» **EXERCISE DIRECTIONS**
Rewrite the material below, replacing every "text-line" with "line-of-text" and leaving everything else unchanged. Omit the pictures from your answer.

[Bounding box annotations]
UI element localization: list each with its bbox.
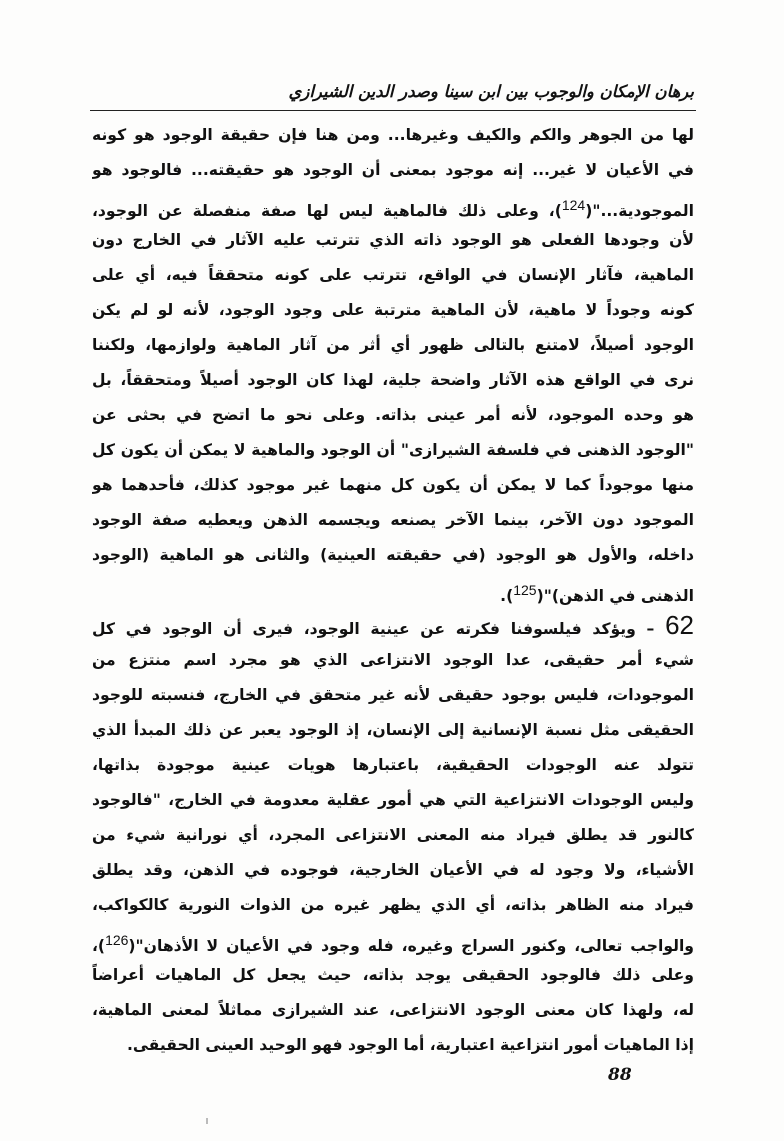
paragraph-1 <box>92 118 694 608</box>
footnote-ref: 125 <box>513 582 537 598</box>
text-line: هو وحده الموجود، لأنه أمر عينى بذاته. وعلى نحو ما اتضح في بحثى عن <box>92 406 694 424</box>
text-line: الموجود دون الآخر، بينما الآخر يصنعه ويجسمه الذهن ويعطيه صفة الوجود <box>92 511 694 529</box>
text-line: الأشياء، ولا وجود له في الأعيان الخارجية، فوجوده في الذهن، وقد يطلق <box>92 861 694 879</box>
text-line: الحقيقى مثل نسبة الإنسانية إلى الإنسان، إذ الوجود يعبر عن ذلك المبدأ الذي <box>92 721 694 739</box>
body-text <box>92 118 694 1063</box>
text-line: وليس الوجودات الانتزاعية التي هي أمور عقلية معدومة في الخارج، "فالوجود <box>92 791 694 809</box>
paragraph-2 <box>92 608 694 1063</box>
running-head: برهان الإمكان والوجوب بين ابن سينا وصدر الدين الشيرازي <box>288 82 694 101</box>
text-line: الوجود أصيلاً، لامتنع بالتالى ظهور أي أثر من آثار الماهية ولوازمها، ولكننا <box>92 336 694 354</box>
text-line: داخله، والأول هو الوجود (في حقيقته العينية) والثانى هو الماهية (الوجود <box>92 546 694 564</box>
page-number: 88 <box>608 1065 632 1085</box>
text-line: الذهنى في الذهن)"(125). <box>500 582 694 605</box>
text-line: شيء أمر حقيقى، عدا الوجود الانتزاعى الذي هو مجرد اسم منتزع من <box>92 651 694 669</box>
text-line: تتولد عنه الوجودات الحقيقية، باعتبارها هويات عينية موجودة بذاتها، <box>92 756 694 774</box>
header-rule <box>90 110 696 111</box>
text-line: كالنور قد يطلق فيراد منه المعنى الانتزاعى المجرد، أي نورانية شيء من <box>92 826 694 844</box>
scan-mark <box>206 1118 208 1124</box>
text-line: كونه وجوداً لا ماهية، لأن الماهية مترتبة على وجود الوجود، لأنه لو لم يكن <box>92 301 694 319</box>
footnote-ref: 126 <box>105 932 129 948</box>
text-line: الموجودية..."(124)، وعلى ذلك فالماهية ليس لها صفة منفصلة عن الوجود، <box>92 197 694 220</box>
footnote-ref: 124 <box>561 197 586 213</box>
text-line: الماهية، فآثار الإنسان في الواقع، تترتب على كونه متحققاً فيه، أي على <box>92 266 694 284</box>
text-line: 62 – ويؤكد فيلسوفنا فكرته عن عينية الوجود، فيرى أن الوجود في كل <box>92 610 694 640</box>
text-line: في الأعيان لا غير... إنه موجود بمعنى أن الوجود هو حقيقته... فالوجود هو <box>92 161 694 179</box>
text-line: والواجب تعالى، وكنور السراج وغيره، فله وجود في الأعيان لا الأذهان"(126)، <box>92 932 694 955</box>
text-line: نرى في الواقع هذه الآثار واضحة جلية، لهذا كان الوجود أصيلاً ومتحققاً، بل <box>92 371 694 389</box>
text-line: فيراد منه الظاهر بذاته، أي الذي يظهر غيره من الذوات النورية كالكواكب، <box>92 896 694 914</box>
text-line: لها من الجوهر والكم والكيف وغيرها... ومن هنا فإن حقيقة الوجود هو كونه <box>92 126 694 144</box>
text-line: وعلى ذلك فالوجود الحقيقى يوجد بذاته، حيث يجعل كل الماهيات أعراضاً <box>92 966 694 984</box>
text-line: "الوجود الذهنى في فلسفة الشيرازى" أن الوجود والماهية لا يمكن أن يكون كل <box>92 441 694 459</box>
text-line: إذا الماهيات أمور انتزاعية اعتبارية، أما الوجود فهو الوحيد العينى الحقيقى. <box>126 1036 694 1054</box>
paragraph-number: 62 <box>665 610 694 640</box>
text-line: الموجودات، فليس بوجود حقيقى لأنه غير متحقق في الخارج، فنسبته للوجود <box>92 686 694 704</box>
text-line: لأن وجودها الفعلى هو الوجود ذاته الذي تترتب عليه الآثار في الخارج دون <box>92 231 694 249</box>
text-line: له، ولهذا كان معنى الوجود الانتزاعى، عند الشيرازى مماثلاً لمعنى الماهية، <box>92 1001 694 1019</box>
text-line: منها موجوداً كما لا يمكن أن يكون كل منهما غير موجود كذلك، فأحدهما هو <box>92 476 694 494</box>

» **PROBLEM SOLUTION**
UI element localization: list each with its bbox.
paragraph-1 <box>92 118 694 608</box>
footnote-ref: 125 <box>513 582 537 598</box>
line-of-text: هو وحده الموجود، لأنه أمر عينى بذاته. وعلى نحو ما اتضح في بحثى عن <box>92 406 694 424</box>
line-of-text: الموجود دون الآخر، بينما الآخر يصنعه ويجسمه الذهن ويعطيه صفة الوجود <box>92 511 694 529</box>
line-of-text: الأشياء، ولا وجود له في الأعيان الخارجية، فوجوده في الذهن، وقد يطلق <box>92 861 694 879</box>
line-of-text: الحقيقى مثل نسبة الإنسانية إلى الإنسان، إذ الوجود يعبر عن ذلك المبدأ الذي <box>92 721 694 739</box>
body-text <box>92 118 694 1063</box>
line-of-text: وليس الوجودات الانتزاعية التي هي أمور عقلية معدومة في الخارج، "فالوجود <box>92 791 694 809</box>
paragraph-2 <box>92 608 694 1063</box>
running-head: برهان الإمكان والوجوب بين ابن سينا وصدر الدين الشيرازي <box>288 82 694 101</box>
line-of-text: الوجود أصيلاً، لامتنع بالتالى ظهور أي أثر من آثار الماهية ولوازمها، ولكننا <box>92 336 694 354</box>
line-of-text: داخله، والأول هو الوجود (في حقيقته العينية) والثانى هو الماهية (الوجود <box>92 546 694 564</box>
page-number: 88 <box>608 1065 632 1085</box>
line-of-text: الذهنى في الذهن)"(125). <box>500 582 694 605</box>
line-of-text: شيء أمر حقيقى، عدا الوجود الانتزاعى الذي هو مجرد اسم منتزع من <box>92 651 694 669</box>
line-of-text: تتولد عنه الوجودات الحقيقية، باعتبارها هويات عينية موجودة بذاتها، <box>92 756 694 774</box>
header-rule <box>90 110 696 111</box>
line-of-text: كالنور قد يطلق فيراد منه المعنى الانتزاعى المجرد، أي نورانية شيء من <box>92 826 694 844</box>
scan-mark <box>206 1118 208 1124</box>
line-of-text: كونه وجوداً لا ماهية، لأن الماهية مترتبة على وجود الوجود، لأنه لو لم يكن <box>92 301 694 319</box>
footnote-ref: 126 <box>105 932 129 948</box>
line-of-text: الموجودية..."(124)، وعلى ذلك فالماهية ليس لها صفة منفصلة عن الوجود، <box>92 197 694 220</box>
footnote-ref: 124 <box>561 197 586 213</box>
line-of-text: الماهية، فآثار الإنسان في الواقع، تترتب على كونه متحققاً فيه، أي على <box>92 266 694 284</box>
line-of-text: 62 – ويؤكد فيلسوفنا فكرته عن عينية الوجود، فيرى أن الوجود في كل <box>92 610 694 640</box>
line-of-text: في الأعيان لا غير... إنه موجود بمعنى أن الوجود هو حقيقته... فالوجود هو <box>92 161 694 179</box>
line-of-text: والواجب تعالى، وكنور السراج وغيره، فله وجود في الأعيان لا الأذهان"(126)، <box>92 932 694 955</box>
line-of-text: نرى في الواقع هذه الآثار واضحة جلية، لهذا كان الوجود أصيلاً ومتحققاً، بل <box>92 371 694 389</box>
line-of-text: فيراد منه الظاهر بذاته، أي الذي يظهر غيره من الذوات النورية كالكواكب، <box>92 896 694 914</box>
line-of-text: لها من الجوهر والكم والكيف وغيرها... ومن هنا فإن حقيقة الوجود هو كونه <box>92 126 694 144</box>
line-of-text: وعلى ذلك فالوجود الحقيقى يوجد بذاته، حيث يجعل كل الماهيات أعراضاً <box>92 966 694 984</box>
line-of-text: "الوجود الذهنى في فلسفة الشيرازى" أن الوجود والماهية لا يمكن أن يكون كل <box>92 441 694 459</box>
line-of-text: إذا الماهيات أمور انتزاعية اعتبارية، أما الوجود فهو الوحيد العينى الحقيقى. <box>126 1036 694 1054</box>
paragraph-number: 62 <box>665 610 694 640</box>
line-of-text: الموجودات، فليس بوجود حقيقى لأنه غير متحقق في الخارج، فنسبته للوجود <box>92 686 694 704</box>
line-of-text: لأن وجودها الفعلى هو الوجود ذاته الذي تترتب عليه الآثار في الخارج دون <box>92 231 694 249</box>
line-of-text: له، ولهذا كان معنى الوجود الانتزاعى، عند الشيرازى مماثلاً لمعنى الماهية، <box>92 1001 694 1019</box>
line-of-text: منها موجوداً كما لا يمكن أن يكون كل منهما غير موجود كذلك، فأحدهما هو <box>92 476 694 494</box>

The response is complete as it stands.